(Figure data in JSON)
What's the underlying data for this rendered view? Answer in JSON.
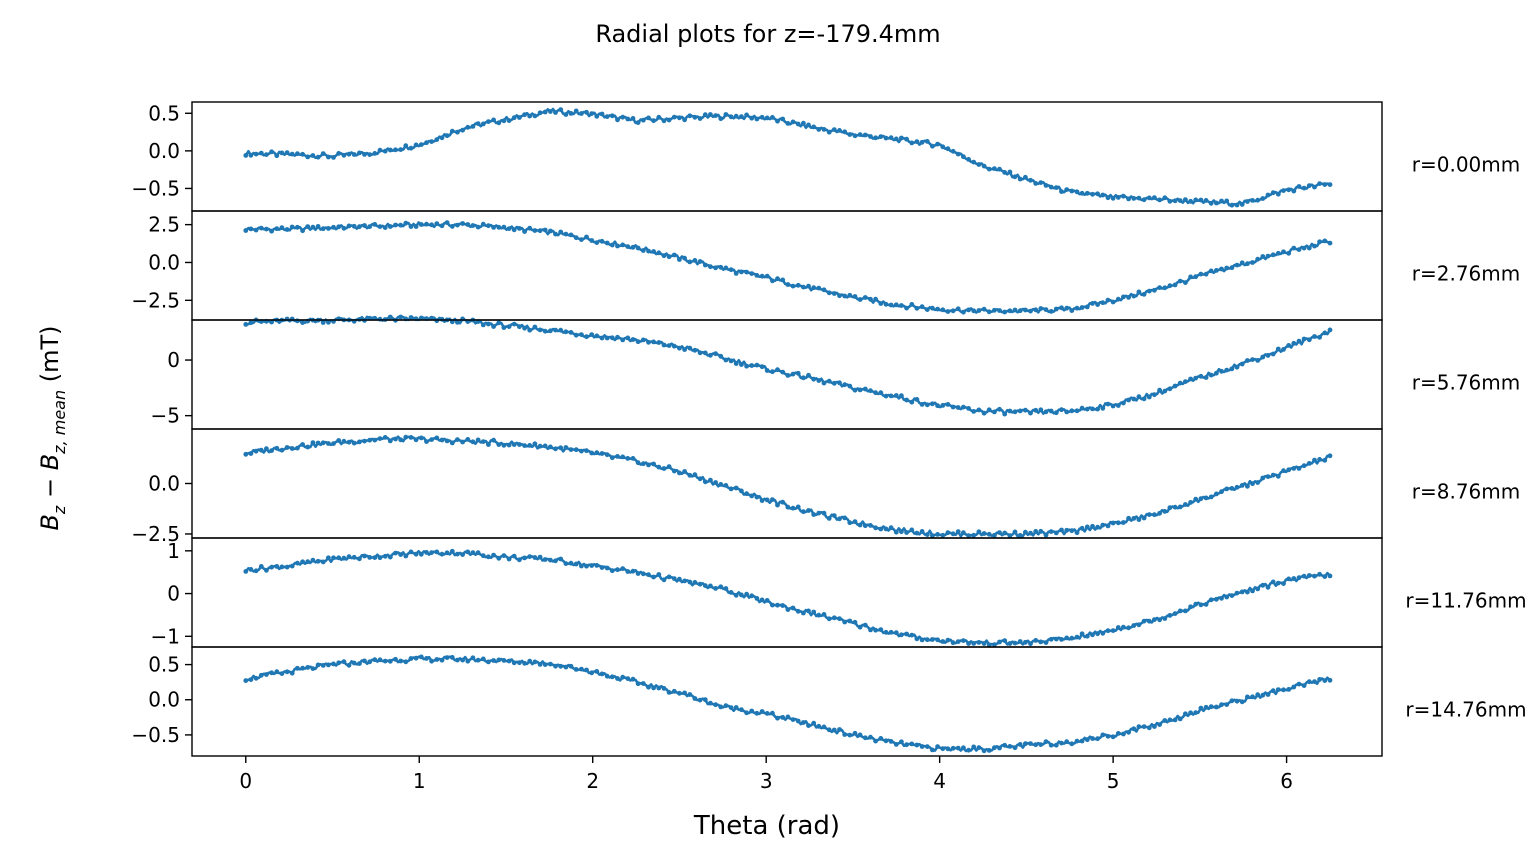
{
  "chart_data": {
    "type": "scatter",
    "title": "Radial plots for z=-179.4mm",
    "xlabel": "Theta (rad)",
    "ylabel": "B_z − B_z,mean (mT)",
    "xlim": [
      -0.31,
      6.55
    ],
    "x_ticks": [
      0,
      1,
      2,
      3,
      4,
      5,
      6
    ],
    "color": "#1f77b4",
    "marker": "line with small dot markers",
    "grid": false,
    "panels": [
      {
        "label": "r=0.00mm",
        "ylim": [
          -0.8,
          0.65
        ],
        "y_ticks": [
          -0.5,
          0.0,
          0.5
        ],
        "y_tick_labels": [
          "−0.5",
          "0.0",
          "0.5"
        ],
        "x": [
          0,
          0.25,
          0.5,
          0.75,
          1.0,
          1.25,
          1.5,
          1.75,
          2.0,
          2.25,
          2.5,
          2.75,
          3.0,
          3.25,
          3.5,
          3.75,
          4.0,
          4.25,
          4.5,
          4.75,
          5.0,
          5.25,
          5.5,
          5.75,
          6.0,
          6.25
        ],
        "values": [
          -0.03,
          -0.05,
          -0.07,
          -0.02,
          0.08,
          0.3,
          0.42,
          0.53,
          0.49,
          0.4,
          0.44,
          0.46,
          0.44,
          0.32,
          0.22,
          0.15,
          0.08,
          -0.2,
          -0.38,
          -0.55,
          -0.62,
          -0.64,
          -0.68,
          -0.7,
          -0.52,
          -0.44
        ]
      },
      {
        "label": "r=2.76mm",
        "ylim": [
          -3.8,
          3.4
        ],
        "y_ticks": [
          -2.5,
          0.0,
          2.5
        ],
        "y_tick_labels": [
          "−2.5",
          "0.0",
          "2.5"
        ],
        "x": [
          0,
          0.25,
          0.5,
          0.75,
          1.0,
          1.25,
          1.5,
          1.75,
          2.0,
          2.25,
          2.5,
          2.75,
          3.0,
          3.25,
          3.5,
          3.75,
          4.0,
          4.25,
          4.5,
          4.75,
          5.0,
          5.25,
          5.5,
          5.75,
          6.0,
          6.25
        ],
        "values": [
          2.2,
          2.2,
          2.3,
          2.4,
          2.5,
          2.5,
          2.3,
          2.0,
          1.5,
          1.0,
          0.3,
          -0.4,
          -1.0,
          -1.7,
          -2.3,
          -2.8,
          -3.1,
          -3.2,
          -3.2,
          -3.1,
          -2.5,
          -1.8,
          -0.9,
          -0.1,
          0.7,
          1.4
        ]
      },
      {
        "label": "r=5.76mm",
        "ylim": [
          -6.2,
          3.6
        ],
        "y_ticks": [
          -5,
          0
        ],
        "y_tick_labels": [
          "−5",
          "0"
        ],
        "x": [
          0,
          0.25,
          0.5,
          0.75,
          1.0,
          1.25,
          1.5,
          1.75,
          2.0,
          2.25,
          2.5,
          2.75,
          3.0,
          3.25,
          3.5,
          3.75,
          4.0,
          4.25,
          4.5,
          4.75,
          5.0,
          5.25,
          5.5,
          5.75,
          6.0,
          6.25
        ],
        "values": [
          3.4,
          3.5,
          3.6,
          3.7,
          3.7,
          3.5,
          3.1,
          2.7,
          2.2,
          1.8,
          1.2,
          0.2,
          -0.8,
          -1.6,
          -2.5,
          -3.3,
          -4.1,
          -4.6,
          -4.7,
          -4.6,
          -4.0,
          -3.0,
          -1.6,
          -0.3,
          1.1,
          2.6
        ]
      },
      {
        "label": "r=8.76mm",
        "ylim": [
          -2.7,
          2.7
        ],
        "y_ticks": [
          -2.5,
          0.0
        ],
        "y_tick_labels": [
          "−2.5",
          "0.0"
        ],
        "x": [
          0,
          0.25,
          0.5,
          0.75,
          1.0,
          1.25,
          1.5,
          1.75,
          2.0,
          2.25,
          2.5,
          2.75,
          3.0,
          3.25,
          3.5,
          3.75,
          4.0,
          4.25,
          4.5,
          4.75,
          5.0,
          5.25,
          5.5,
          5.75,
          6.0,
          6.25
        ],
        "values": [
          1.5,
          1.8,
          2.0,
          2.2,
          2.2,
          2.1,
          2.0,
          1.8,
          1.5,
          1.1,
          0.6,
          -0.1,
          -0.8,
          -1.4,
          -1.9,
          -2.3,
          -2.5,
          -2.5,
          -2.5,
          -2.4,
          -2.0,
          -1.5,
          -0.8,
          -0.1,
          0.6,
          1.3
        ]
      },
      {
        "label": "r=11.76mm",
        "ylim": [
          -1.25,
          1.3
        ],
        "y_ticks": [
          -1,
          0,
          1
        ],
        "y_tick_labels": [
          "−1",
          "0",
          "1"
        ],
        "x": [
          0,
          0.25,
          0.5,
          0.75,
          1.0,
          1.25,
          1.5,
          1.75,
          2.0,
          2.25,
          2.5,
          2.75,
          3.0,
          3.25,
          3.5,
          3.75,
          4.0,
          4.25,
          4.5,
          4.75,
          5.0,
          5.25,
          5.5,
          5.75,
          6.0,
          6.25
        ],
        "values": [
          0.55,
          0.65,
          0.8,
          0.88,
          0.95,
          0.95,
          0.85,
          0.8,
          0.65,
          0.5,
          0.3,
          0.1,
          -0.2,
          -0.45,
          -0.7,
          -0.95,
          -1.1,
          -1.15,
          -1.15,
          -1.05,
          -0.85,
          -0.6,
          -0.25,
          0.05,
          0.3,
          0.45
        ]
      },
      {
        "label": "r=14.76mm",
        "ylim": [
          -0.8,
          0.75
        ],
        "y_ticks": [
          -0.5,
          0.0,
          0.5
        ],
        "y_tick_labels": [
          "−0.5",
          "0.0",
          "0.5"
        ],
        "x": [
          0,
          0.25,
          0.5,
          0.75,
          1.0,
          1.25,
          1.5,
          1.75,
          2.0,
          2.25,
          2.5,
          2.75,
          3.0,
          3.25,
          3.5,
          3.75,
          4.0,
          4.25,
          4.5,
          4.75,
          5.0,
          5.25,
          5.5,
          5.75,
          6.0,
          6.25
        ],
        "values": [
          0.3,
          0.4,
          0.5,
          0.55,
          0.58,
          0.58,
          0.55,
          0.52,
          0.4,
          0.25,
          0.1,
          -0.1,
          -0.2,
          -0.35,
          -0.5,
          -0.62,
          -0.7,
          -0.7,
          -0.65,
          -0.6,
          -0.5,
          -0.35,
          -0.15,
          0.0,
          0.15,
          0.3
        ]
      }
    ]
  }
}
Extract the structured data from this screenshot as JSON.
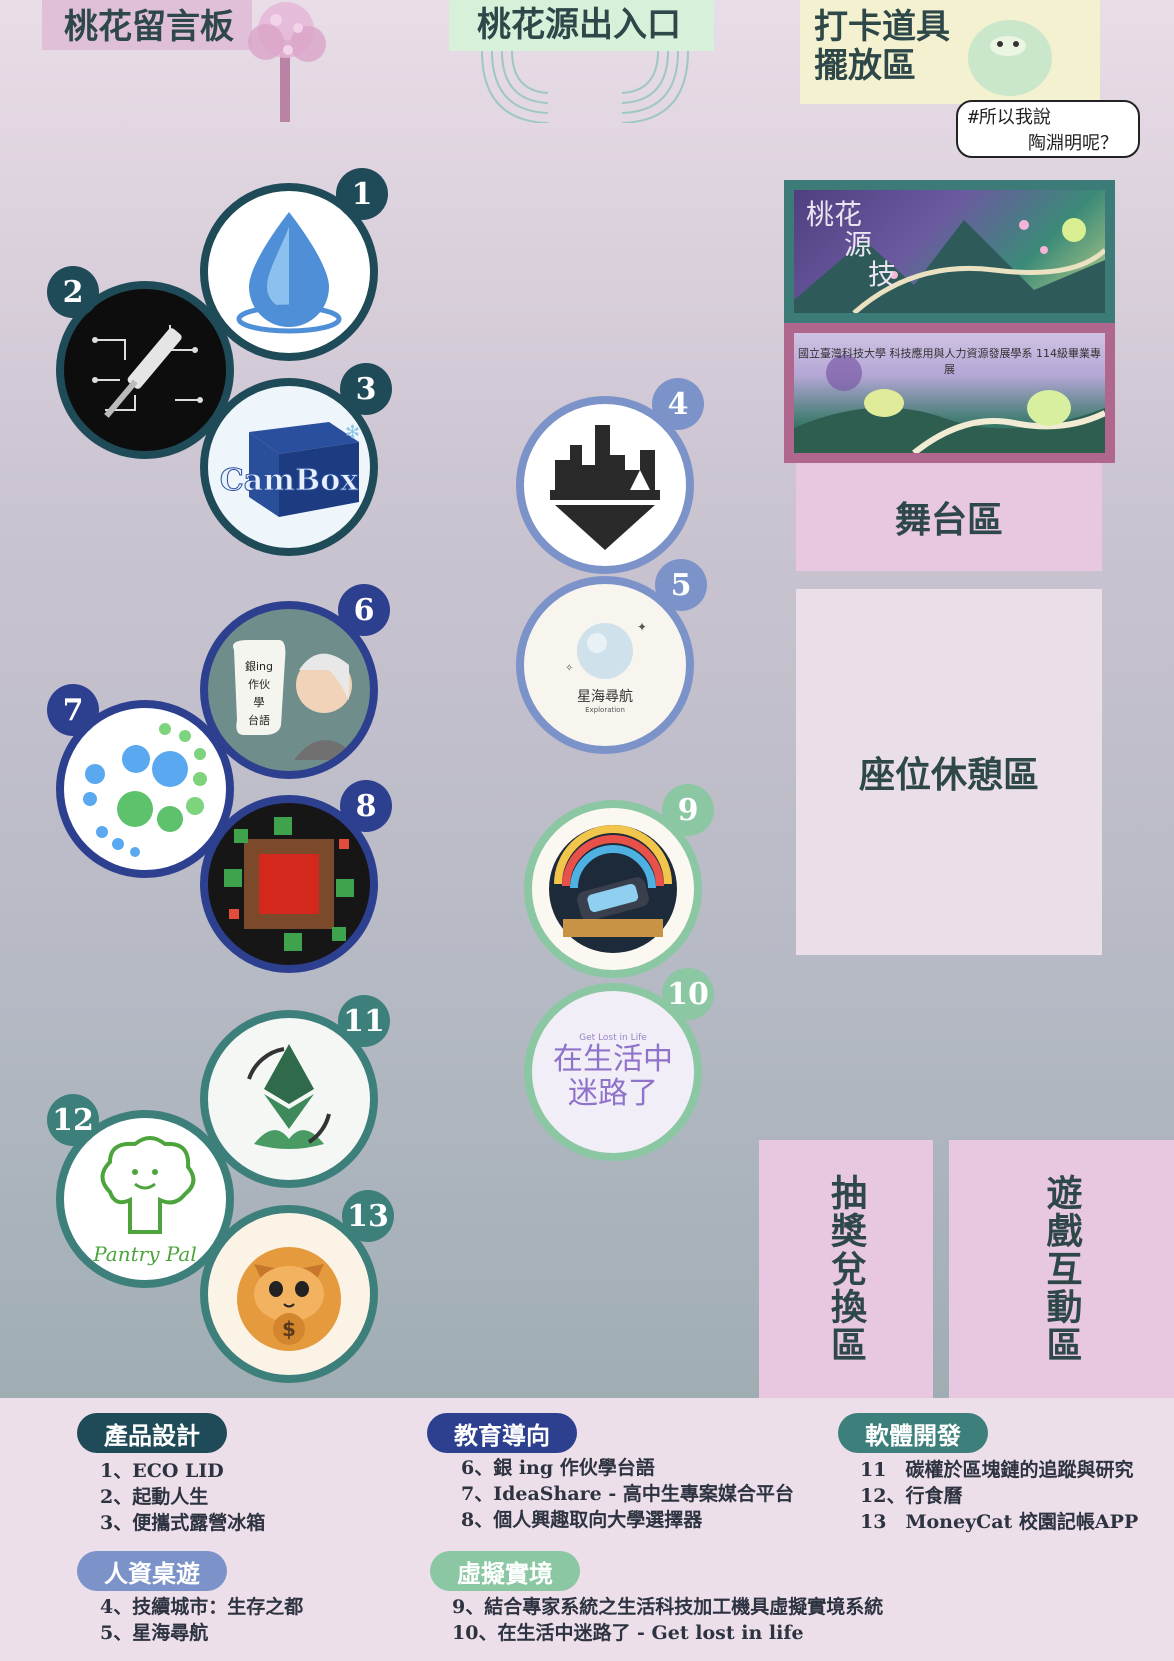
{
  "zones": {
    "board": "桃花留言板",
    "entrance": "桃花源出入口",
    "props_line1": "打卡道具",
    "props_line2": "擺放區",
    "speech_line1": "#所以我說",
    "speech_line2": "陶淵明呢？"
  },
  "banner": {
    "title_line1": "桃花",
    "title_line2": "源",
    "title_line3": "技",
    "subtitle": "國立臺灣科技大學 科技應用與人力資源發展學系 114級畢業專展"
  },
  "areas": {
    "stage": "舞台區",
    "seating": "座位休憩區",
    "prize": "抽獎兌換區",
    "game": "遊戲互動區"
  },
  "colors": {
    "product": "#1f4a57",
    "education": "#2d3f8f",
    "software": "#3d7f7b",
    "hr_game": "#7b93c9",
    "virtual": "#8ac7a2"
  },
  "projects": [
    {
      "num": "1",
      "icon": "water-drop-icon"
    },
    {
      "num": "2",
      "icon": "circuit-screwdriver-icon"
    },
    {
      "num": "3",
      "icon": "cambox-icon",
      "logo_text": "CamBox"
    },
    {
      "num": "4",
      "icon": "city-lab-icon"
    },
    {
      "num": "5",
      "icon": "planet-icon",
      "logo_text": "星海尋航",
      "logo_sub": "Exploration"
    },
    {
      "num": "6",
      "icon": "elder-speech-icon",
      "logo_text": "銀ing作伙學台語"
    },
    {
      "num": "7",
      "icon": "dots-icon"
    },
    {
      "num": "8",
      "icon": "pixel-frame-icon"
    },
    {
      "num": "9",
      "icon": "vr-headset-icon"
    },
    {
      "num": "10",
      "icon": "lost-in-life-icon",
      "logo_text": "在生活中迷路了",
      "logo_sub": "Get Lost in Life"
    },
    {
      "num": "11",
      "icon": "ethereum-leaf-icon"
    },
    {
      "num": "12",
      "icon": "tree-pantry-icon",
      "logo_text": "Pantry Pal"
    },
    {
      "num": "13",
      "icon": "cat-coin-icon"
    }
  ],
  "legend": {
    "product": {
      "label": "產品設計",
      "items": [
        "1、ECO LID",
        "2、起動人生",
        "3、便攜式露營冰箱"
      ]
    },
    "education": {
      "label": "教育導向",
      "items": [
        "6、銀 ing 作伙學台語",
        "7、IdeaShare - 高中生專案媒合平台",
        "8、個人興趣取向大學選擇器"
      ]
    },
    "software": {
      "label": "軟體開發",
      "items": [
        "11　碳權於區塊鏈的追蹤與研究",
        "12、行食曆",
        "13　MoneyCat 校園記帳APP"
      ]
    },
    "hr_game": {
      "label": "人資桌遊",
      "items": [
        "4、技續城市：生存之都",
        "5、星海尋航"
      ]
    },
    "virtual": {
      "label": "虛擬實境",
      "items": [
        "9、結合專家系統之生活科技加工機具虛擬實境系統",
        "10、在生活中迷路了 - Get lost in life"
      ]
    }
  }
}
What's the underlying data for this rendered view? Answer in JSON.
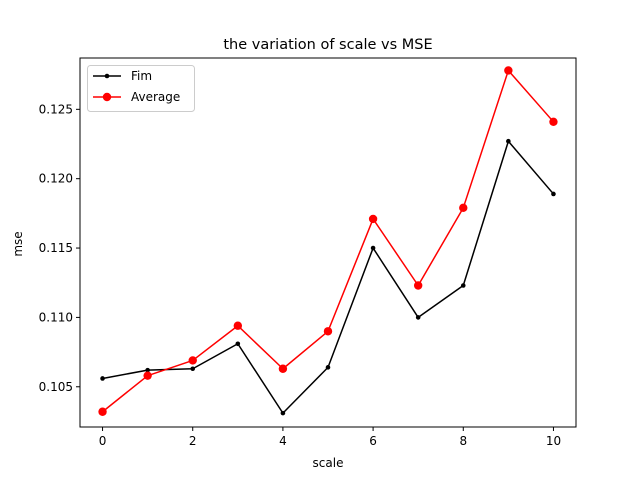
{
  "chart_data": {
    "type": "line",
    "title": "the variation of scale vs MSE",
    "xlabel": "scale",
    "ylabel": "mse",
    "x": [
      0,
      1,
      2,
      3,
      4,
      5,
      6,
      7,
      8,
      9,
      10
    ],
    "xlim": [
      -0.5,
      10.5
    ],
    "ylim": [
      0.1021,
      0.1287
    ],
    "xticks": [
      0,
      2,
      4,
      6,
      8,
      10
    ],
    "xtick_labels": [
      "0",
      "2",
      "4",
      "6",
      "8",
      "10"
    ],
    "yticks": [
      0.105,
      0.11,
      0.115,
      0.12,
      0.125
    ],
    "ytick_labels": [
      "0.105",
      "0.110",
      "0.115",
      "0.120",
      "0.125"
    ],
    "grid": false,
    "legend_position": "top-left",
    "series": [
      {
        "name": "Fim",
        "color": "#000000",
        "marker": "small-dot",
        "values": [
          0.1056,
          0.1062,
          0.1063,
          0.1081,
          0.1031,
          0.1064,
          0.115,
          0.11,
          0.1123,
          0.1227,
          0.1189
        ]
      },
      {
        "name": "Average",
        "color": "#ff0000",
        "marker": "large-dot",
        "values": [
          0.1032,
          0.1058,
          0.1069,
          0.1094,
          0.1063,
          0.109,
          0.1171,
          0.1123,
          0.1179,
          0.1278,
          0.1241
        ]
      }
    ]
  }
}
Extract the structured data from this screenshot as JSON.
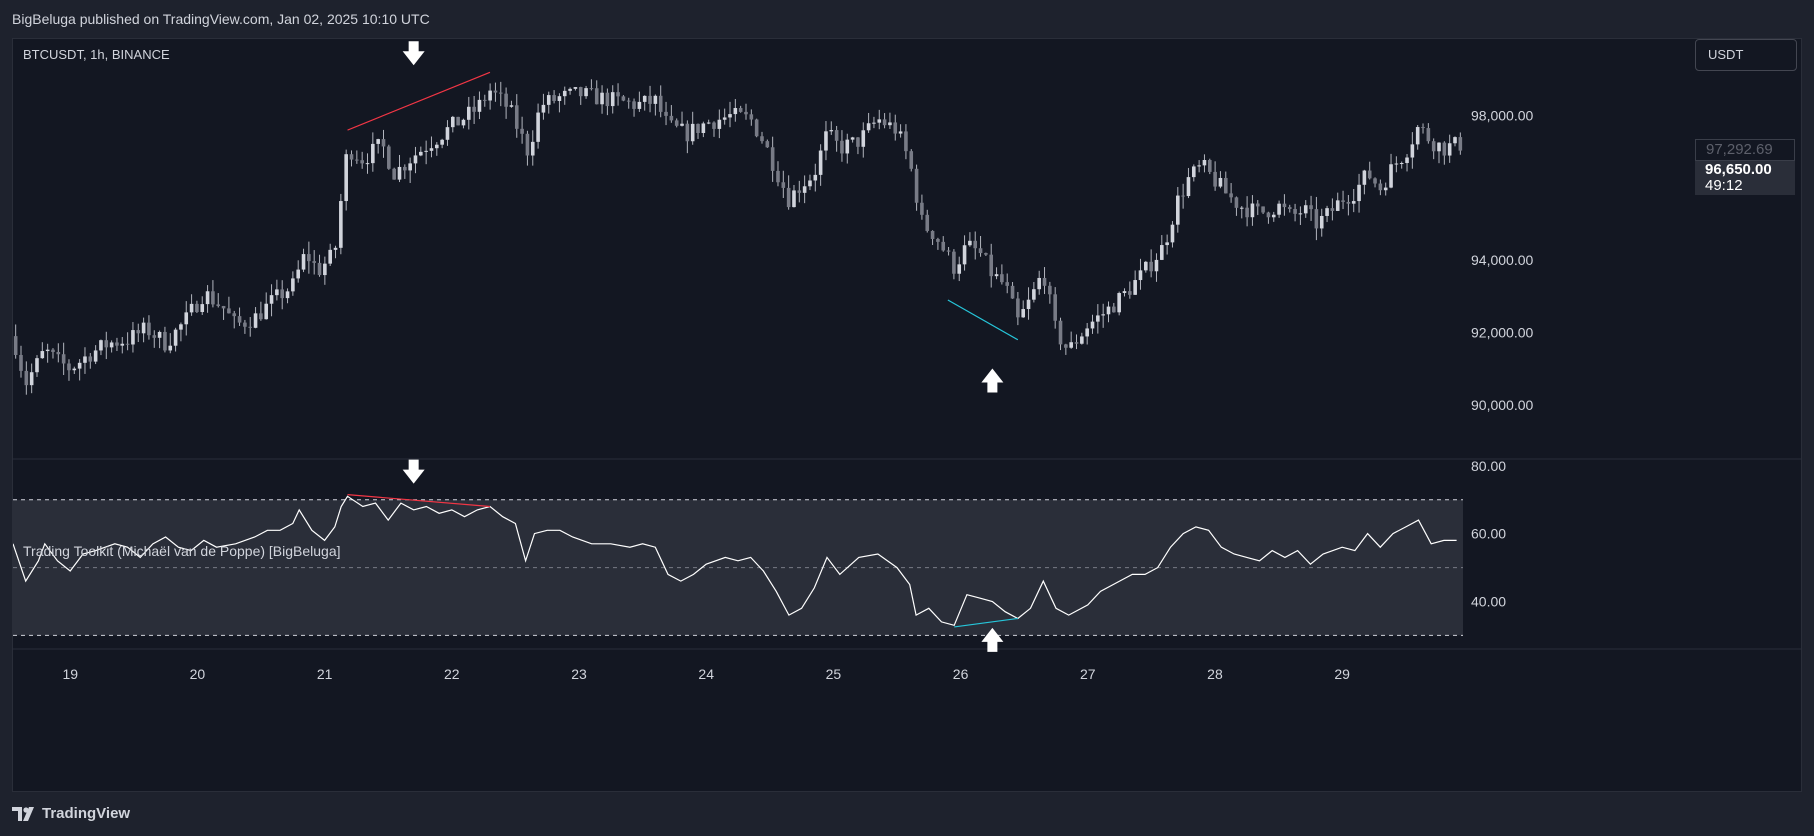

» Short task
Among the lines of the listing, how many hold the string "marker"? Respond with only the number.

» Task solution
3